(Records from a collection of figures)

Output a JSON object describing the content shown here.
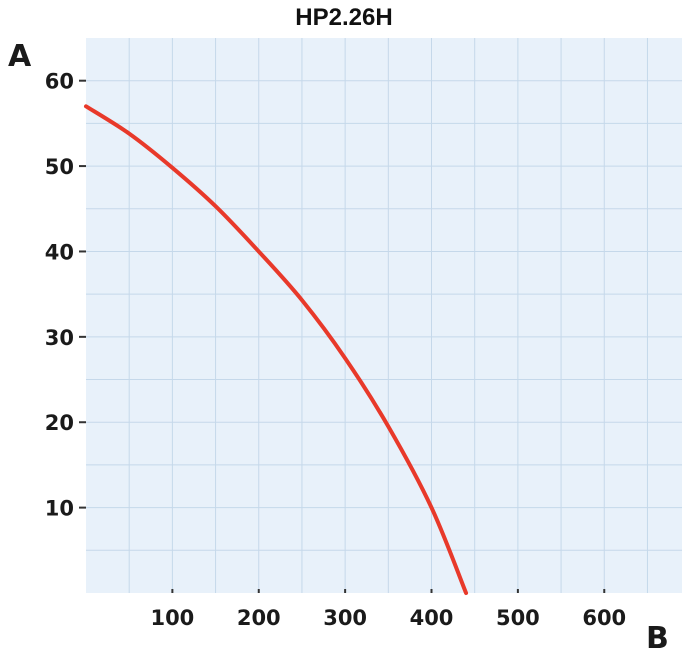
{
  "chart_data": {
    "type": "line",
    "title": "HP2.26H",
    "ylabel": "A",
    "xlabel": "B",
    "xlim": [
      0,
      690
    ],
    "ylim": [
      0,
      65
    ],
    "x_ticks": [
      100,
      200,
      300,
      400,
      500,
      600
    ],
    "y_ticks": [
      10,
      20,
      30,
      40,
      50,
      60
    ],
    "grid": true,
    "series": [
      {
        "color": "#e8392a",
        "x": [
          0,
          50,
          100,
          150,
          200,
          250,
          300,
          350,
          400,
          440
        ],
        "y": [
          57,
          53.8,
          49.8,
          45.3,
          40,
          34.3,
          27.5,
          19.5,
          10,
          0
        ]
      }
    ]
  },
  "colors": {
    "plot_background": "#e8f1fa",
    "grid_line": "#c5d8ea",
    "tick_mark": "#333333",
    "curve": "#e8392a"
  }
}
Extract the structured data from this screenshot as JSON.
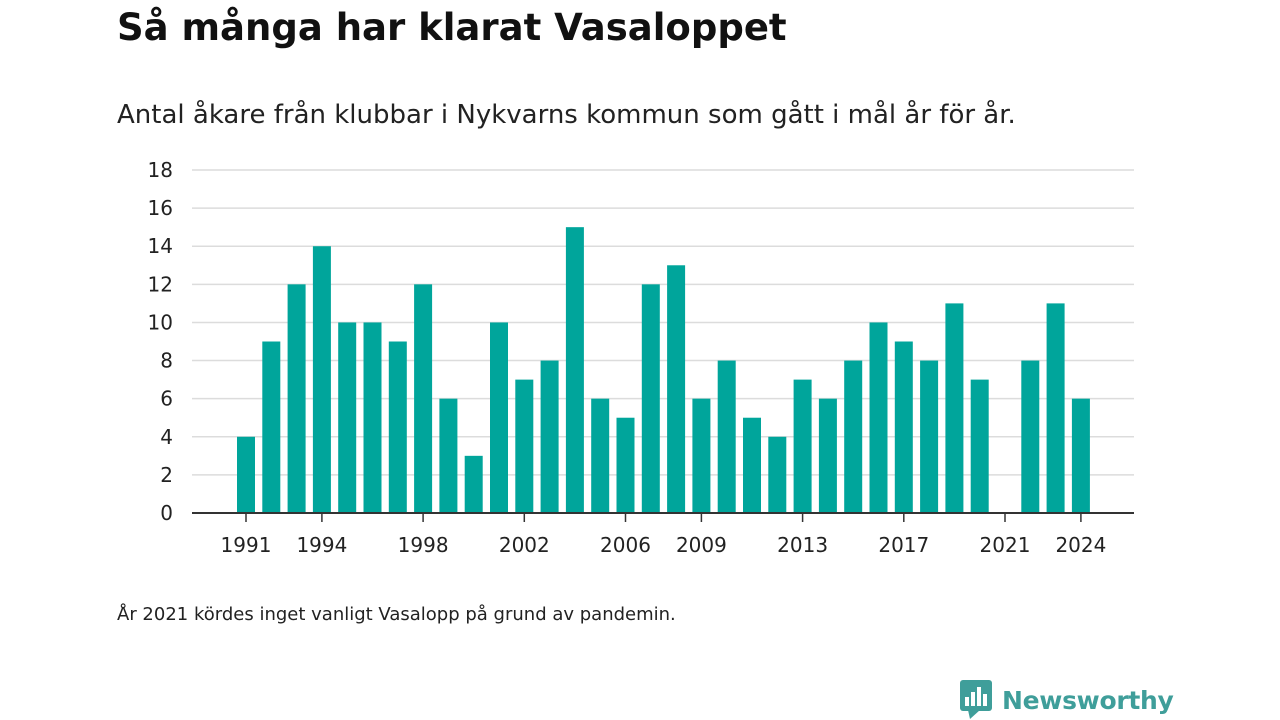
{
  "colors": {
    "bar": "#00a59b",
    "grid": "#dcdcdc",
    "axis": "#333333",
    "text": "#222222",
    "brand": "#3f9e9a"
  },
  "brand": {
    "name": "Newsworthy",
    "icon": "newsworthy-logo-icon"
  },
  "note": "År 2021 kördes inget vanligt Vasalopp på grund av pandemin.",
  "chart_data": {
    "type": "bar",
    "title": "Så många har klarat Vasaloppet",
    "subtitle": "Antal åkare från klubbar i Nykvarns kommun som gått i mål år för år.",
    "xlabel": "",
    "ylabel": "",
    "ylim": [
      0,
      18
    ],
    "yticks": [
      0,
      2,
      4,
      6,
      8,
      10,
      12,
      14,
      16,
      18
    ],
    "xticks": [
      "1991",
      "1994",
      "1998",
      "2002",
      "2006",
      "2009",
      "2013",
      "2017",
      "2021",
      "2024"
    ],
    "grid": true,
    "categories": [
      "1991",
      "1992",
      "1993",
      "1994",
      "1995",
      "1996",
      "1997",
      "1998",
      "1999",
      "2000",
      "2001",
      "2002",
      "2003",
      "2004",
      "2005",
      "2006",
      "2007",
      "2008",
      "2009",
      "2010",
      "2011",
      "2012",
      "2013",
      "2014",
      "2015",
      "2016",
      "2017",
      "2018",
      "2019",
      "2020",
      "2021",
      "2022",
      "2023",
      "2024"
    ],
    "values": [
      4,
      9,
      12,
      14,
      10,
      10,
      9,
      12,
      6,
      3,
      10,
      7,
      8,
      15,
      6,
      5,
      12,
      13,
      6,
      8,
      5,
      4,
      7,
      6,
      8,
      10,
      9,
      8,
      11,
      7,
      0,
      8,
      11,
      6
    ]
  }
}
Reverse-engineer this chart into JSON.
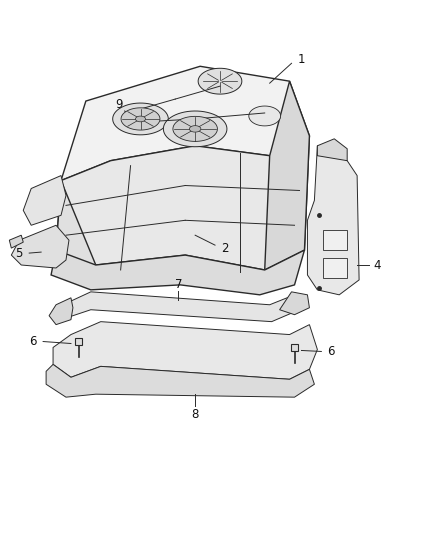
{
  "background_color": "#ffffff",
  "line_color": "#2a2a2a",
  "fill_light": "#f0f0f0",
  "fill_mid": "#e0e0e0",
  "fill_dark": "#cacaca",
  "fig_width": 4.38,
  "fig_height": 5.33,
  "dpi": 100
}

## Exercise details
Transcribe the records above exactly, omitting every picture they contain.

## Completed exercise
Output a JSON object describing the content shown here.
{
  "chart_data": {
    "type": "line",
    "title": "HP2.26H",
    "ylabel": "A",
    "xlabel": "B",
    "xlim": [
      0,
      690
    ],
    "ylim": [
      0,
      65
    ],
    "x_ticks": [
      100,
      200,
      300,
      400,
      500,
      600
    ],
    "y_ticks": [
      10,
      20,
      30,
      40,
      50,
      60
    ],
    "grid": true,
    "series": [
      {
        "color": "#e8392a",
        "x": [
          0,
          50,
          100,
          150,
          200,
          250,
          300,
          350,
          400,
          440
        ],
        "y": [
          57,
          53.8,
          49.8,
          45.3,
          40,
          34.3,
          27.5,
          19.5,
          10,
          0
        ]
      }
    ]
  },
  "colors": {
    "plot_background": "#e8f1fa",
    "grid_line": "#c5d8ea",
    "tick_mark": "#333333",
    "curve": "#e8392a"
  }
}
Extract the structured data from this screenshot as JSON.
{
  "colors": {
    "bar": "#00a59b",
    "grid": "#dcdcdc",
    "axis": "#333333",
    "text": "#222222",
    "brand": "#3f9e9a"
  },
  "brand": {
    "name": "Newsworthy",
    "icon": "newsworthy-logo-icon"
  },
  "note": "År 2021 kördes inget vanligt Vasalopp på grund av pandemin.",
  "chart_data": {
    "type": "bar",
    "title": "Så många har klarat Vasaloppet",
    "subtitle": "Antal åkare från klubbar i Nykvarns kommun som gått i mål år för år.",
    "xlabel": "",
    "ylabel": "",
    "ylim": [
      0,
      18
    ],
    "yticks": [
      0,
      2,
      4,
      6,
      8,
      10,
      12,
      14,
      16,
      18
    ],
    "xticks": [
      "1991",
      "1994",
      "1998",
      "2002",
      "2006",
      "2009",
      "2013",
      "2017",
      "2021",
      "2024"
    ],
    "grid": true,
    "categories": [
      "1991",
      "1992",
      "1993",
      "1994",
      "1995",
      "1996",
      "1997",
      "1998",
      "1999",
      "2000",
      "2001",
      "2002",
      "2003",
      "2004",
      "2005",
      "2006",
      "2007",
      "2008",
      "2009",
      "2010",
      "2011",
      "2012",
      "2013",
      "2014",
      "2015",
      "2016",
      "2017",
      "2018",
      "2019",
      "2020",
      "2021",
      "2022",
      "2023",
      "2024"
    ],
    "values": [
      4,
      9,
      12,
      14,
      10,
      10,
      9,
      12,
      6,
      3,
      10,
      7,
      8,
      15,
      6,
      5,
      12,
      13,
      6,
      8,
      5,
      4,
      7,
      6,
      8,
      10,
      9,
      8,
      11,
      7,
      0,
      8,
      11,
      6
    ]
  }
}
Reverse-engineer this chart into JSON.
{
  "background_color": "#ffffff",
  "line_color": "#2a2a2a",
  "fill_light": "#f0f0f0",
  "fill_mid": "#e0e0e0",
  "fill_dark": "#cacaca",
  "fig_width": 4.38,
  "fig_height": 5.33,
  "dpi": 100
}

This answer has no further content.